WHAT TO WORK ON: Extract the whole listing as it stands. Do not include the pictures.

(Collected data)
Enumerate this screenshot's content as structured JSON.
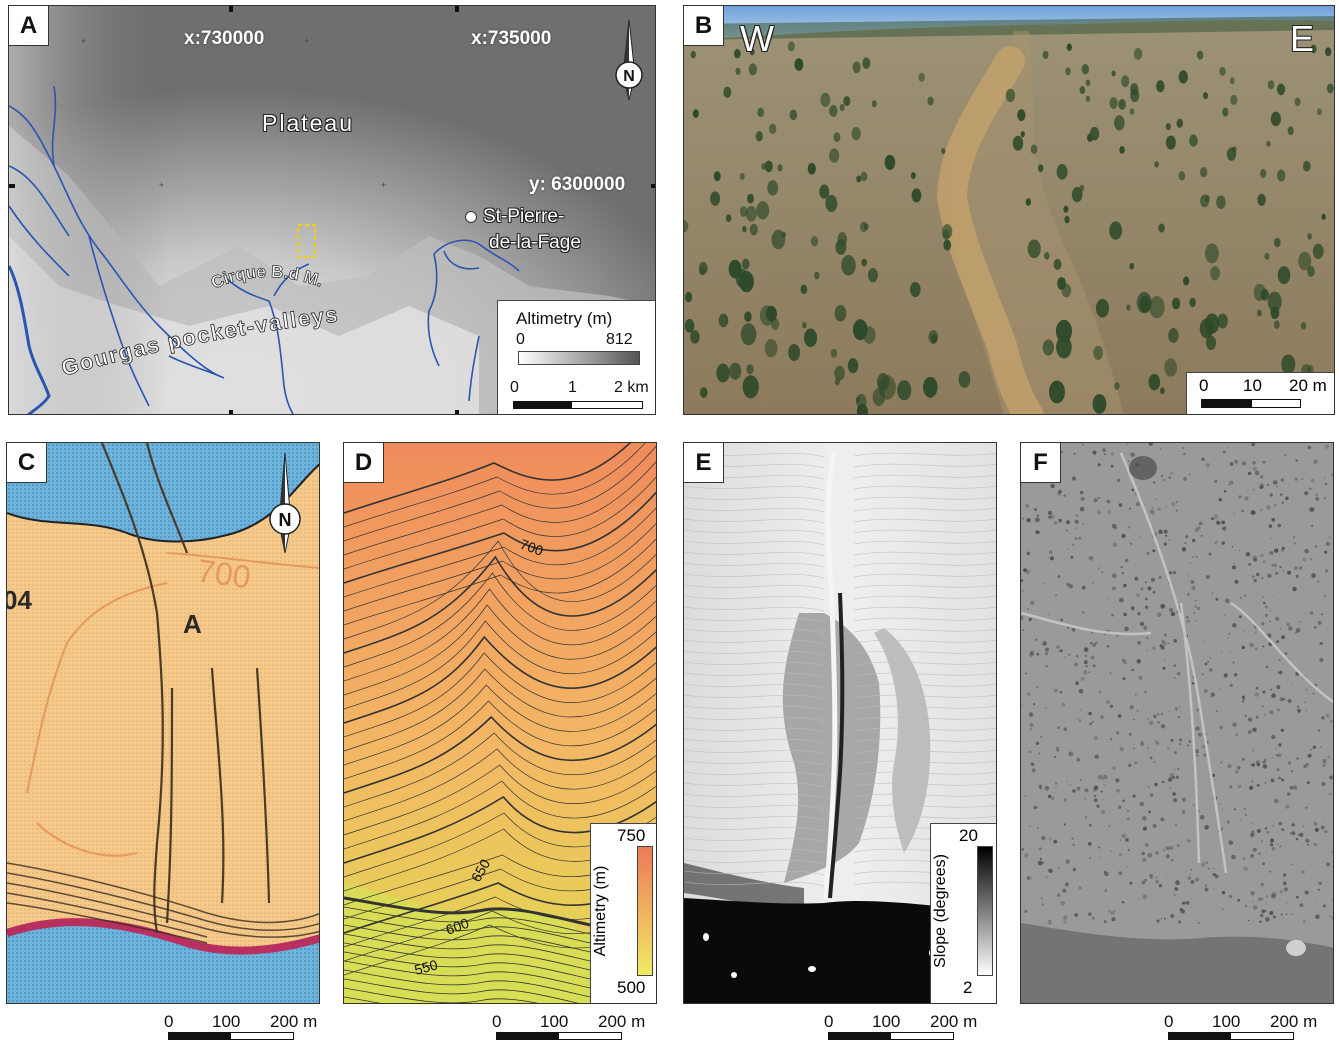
{
  "panels": {
    "a": {
      "letter": "A",
      "coord_x1": "x:730000",
      "coord_x2": "x:735000",
      "coord_y": "y: 6300000",
      "label_plateau": "Plateau",
      "label_town_1": "St-Pierre-",
      "label_town_2": "de-la-Fage",
      "label_cirque": "Cirque B.d M.",
      "label_valleys": "Gourgas pocket-valleys",
      "north": "N",
      "legend_title": "Altimetry (m)",
      "legend_min": "0",
      "legend_max": "812",
      "scale_0": "0",
      "scale_1": "1",
      "scale_2": "2 km"
    },
    "b": {
      "letter": "B",
      "west": "W",
      "east": "E",
      "scale_0": "0",
      "scale_1": "10",
      "scale_2": "20 m"
    },
    "c": {
      "letter": "C",
      "north": "N",
      "map_label_700": "700",
      "map_label_04": "04",
      "scale_0": "0",
      "scale_1": "100",
      "scale_2": "200 m"
    },
    "d": {
      "letter": "D",
      "contour_700": "700",
      "contour_650": "650",
      "contour_600": "600",
      "contour_550": "550",
      "legend_title": "Altimetry (m)",
      "legend_max": "750",
      "legend_min": "500",
      "scale_0": "0",
      "scale_1": "100",
      "scale_2": "200 m"
    },
    "e": {
      "letter": "E",
      "legend_title": "Slope (degrees)",
      "legend_max": "20",
      "legend_min": "2",
      "scale_0": "0",
      "scale_1": "100",
      "scale_2": "200 m"
    },
    "f": {
      "letter": "F",
      "scale_0": "0",
      "scale_1": "100",
      "scale_2": "200 m"
    }
  },
  "colors": {
    "river": "#2a55b0",
    "highlight": "#f0d000",
    "plateau_gray": "#6f6f6f",
    "d_high": "#ec8a5a",
    "d_low": "#f0ec62"
  }
}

THE SOLUTION:
Enumerate this screenshot's content as structured JSON.
{
  "panels": {
    "a": {
      "letter": "A",
      "coord_x1": "x:730000",
      "coord_x2": "x:735000",
      "coord_y": "y: 6300000",
      "label_plateau": "Plateau",
      "label_town_1": "St-Pierre-",
      "label_town_2": "de-la-Fage",
      "label_cirque": "Cirque B.d M.",
      "label_valleys": "Gourgas pocket-valleys",
      "north": "N",
      "legend_title": "Altimetry (m)",
      "legend_min": "0",
      "legend_max": "812",
      "scale_0": "0",
      "scale_1": "1",
      "scale_2": "2 km"
    },
    "b": {
      "letter": "B",
      "west": "W",
      "east": "E",
      "scale_0": "0",
      "scale_1": "10",
      "scale_2": "20 m"
    },
    "c": {
      "letter": "C",
      "north": "N",
      "map_label_700": "700",
      "map_label_04": "04",
      "scale_0": "0",
      "scale_1": "100",
      "scale_2": "200 m"
    },
    "d": {
      "letter": "D",
      "contour_700": "700",
      "contour_650": "650",
      "contour_600": "600",
      "contour_550": "550",
      "legend_title": "Altimetry (m)",
      "legend_max": "750",
      "legend_min": "500",
      "scale_0": "0",
      "scale_1": "100",
      "scale_2": "200 m"
    },
    "e": {
      "letter": "E",
      "legend_title": "Slope (degrees)",
      "legend_max": "20",
      "legend_min": "2",
      "scale_0": "0",
      "scale_1": "100",
      "scale_2": "200 m"
    },
    "f": {
      "letter": "F",
      "scale_0": "0",
      "scale_1": "100",
      "scale_2": "200 m"
    }
  },
  "colors": {
    "river": "#2a55b0",
    "highlight": "#f0d000",
    "plateau_gray": "#6f6f6f",
    "d_high": "#ec8a5a",
    "d_low": "#f0ec62"
  }
}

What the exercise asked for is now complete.